▶ WHAT YOU WILL DO:
Assemble all lines in which the string "https" appears.

── SUPPLIED MATERIAL

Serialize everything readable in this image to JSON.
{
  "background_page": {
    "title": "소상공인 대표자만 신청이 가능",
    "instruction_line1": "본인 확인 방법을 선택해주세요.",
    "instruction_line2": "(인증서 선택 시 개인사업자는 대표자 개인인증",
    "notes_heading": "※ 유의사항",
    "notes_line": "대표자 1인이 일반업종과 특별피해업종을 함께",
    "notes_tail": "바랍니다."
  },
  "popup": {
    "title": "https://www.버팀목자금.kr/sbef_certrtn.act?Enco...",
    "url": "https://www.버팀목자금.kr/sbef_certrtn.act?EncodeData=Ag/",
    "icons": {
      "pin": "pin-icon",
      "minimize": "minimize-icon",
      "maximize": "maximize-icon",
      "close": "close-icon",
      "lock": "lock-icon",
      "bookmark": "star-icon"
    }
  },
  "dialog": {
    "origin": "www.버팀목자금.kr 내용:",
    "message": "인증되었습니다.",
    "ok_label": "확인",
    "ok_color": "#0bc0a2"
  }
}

────
── SUPPLIED MATERIAL

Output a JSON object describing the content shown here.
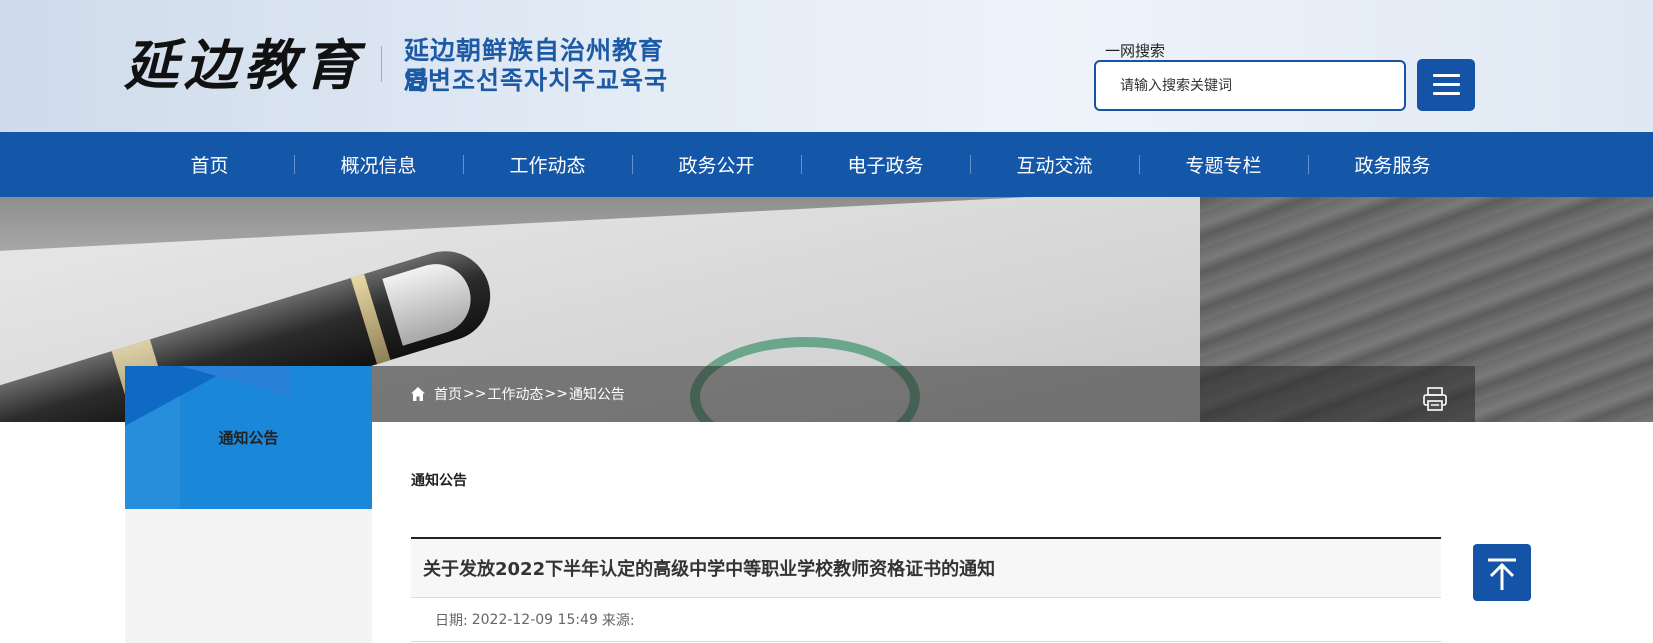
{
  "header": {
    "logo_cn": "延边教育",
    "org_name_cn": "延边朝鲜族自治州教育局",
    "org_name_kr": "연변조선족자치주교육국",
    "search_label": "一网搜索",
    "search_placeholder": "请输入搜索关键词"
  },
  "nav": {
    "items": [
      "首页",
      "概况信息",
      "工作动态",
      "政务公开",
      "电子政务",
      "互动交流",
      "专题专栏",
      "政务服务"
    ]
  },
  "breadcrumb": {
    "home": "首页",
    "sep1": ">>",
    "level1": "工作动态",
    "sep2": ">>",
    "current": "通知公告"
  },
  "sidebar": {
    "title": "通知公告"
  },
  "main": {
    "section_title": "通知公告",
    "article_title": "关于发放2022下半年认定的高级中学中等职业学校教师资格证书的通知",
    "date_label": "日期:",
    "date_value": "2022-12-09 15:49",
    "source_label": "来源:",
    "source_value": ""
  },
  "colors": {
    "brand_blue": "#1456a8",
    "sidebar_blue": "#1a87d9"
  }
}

────
── SUPPLIED MATERIAL

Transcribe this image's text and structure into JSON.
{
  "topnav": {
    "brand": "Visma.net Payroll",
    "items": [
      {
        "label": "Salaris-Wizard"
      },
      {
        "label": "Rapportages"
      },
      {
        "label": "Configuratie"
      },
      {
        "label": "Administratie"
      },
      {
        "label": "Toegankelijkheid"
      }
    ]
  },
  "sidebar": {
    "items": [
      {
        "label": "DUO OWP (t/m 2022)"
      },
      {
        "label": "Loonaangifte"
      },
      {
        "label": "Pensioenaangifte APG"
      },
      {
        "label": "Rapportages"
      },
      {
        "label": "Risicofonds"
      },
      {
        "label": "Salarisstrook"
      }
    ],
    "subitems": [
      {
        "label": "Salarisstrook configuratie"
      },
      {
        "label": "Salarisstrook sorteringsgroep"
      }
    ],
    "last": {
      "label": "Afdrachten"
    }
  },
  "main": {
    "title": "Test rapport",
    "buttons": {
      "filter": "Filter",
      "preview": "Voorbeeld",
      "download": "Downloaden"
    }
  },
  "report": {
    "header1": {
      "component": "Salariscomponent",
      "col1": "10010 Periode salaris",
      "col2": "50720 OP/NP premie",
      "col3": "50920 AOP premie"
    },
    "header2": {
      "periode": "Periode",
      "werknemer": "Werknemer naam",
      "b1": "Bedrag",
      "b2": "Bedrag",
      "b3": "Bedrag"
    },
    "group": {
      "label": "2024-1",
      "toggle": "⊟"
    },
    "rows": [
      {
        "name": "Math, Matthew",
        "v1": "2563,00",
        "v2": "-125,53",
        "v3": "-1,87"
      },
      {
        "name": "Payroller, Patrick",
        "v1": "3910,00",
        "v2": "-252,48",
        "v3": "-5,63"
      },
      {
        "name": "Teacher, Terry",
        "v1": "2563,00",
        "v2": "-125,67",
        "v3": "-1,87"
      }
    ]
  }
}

────

▶ WRITTEN RESPONSE:
    "title": "https://www.버팀목자금.kr/sbef_certrtn.act?Enco...",
    "url": "https://www.버팀목자금.kr/sbef_certrtn.act?EncodeData=Ag/",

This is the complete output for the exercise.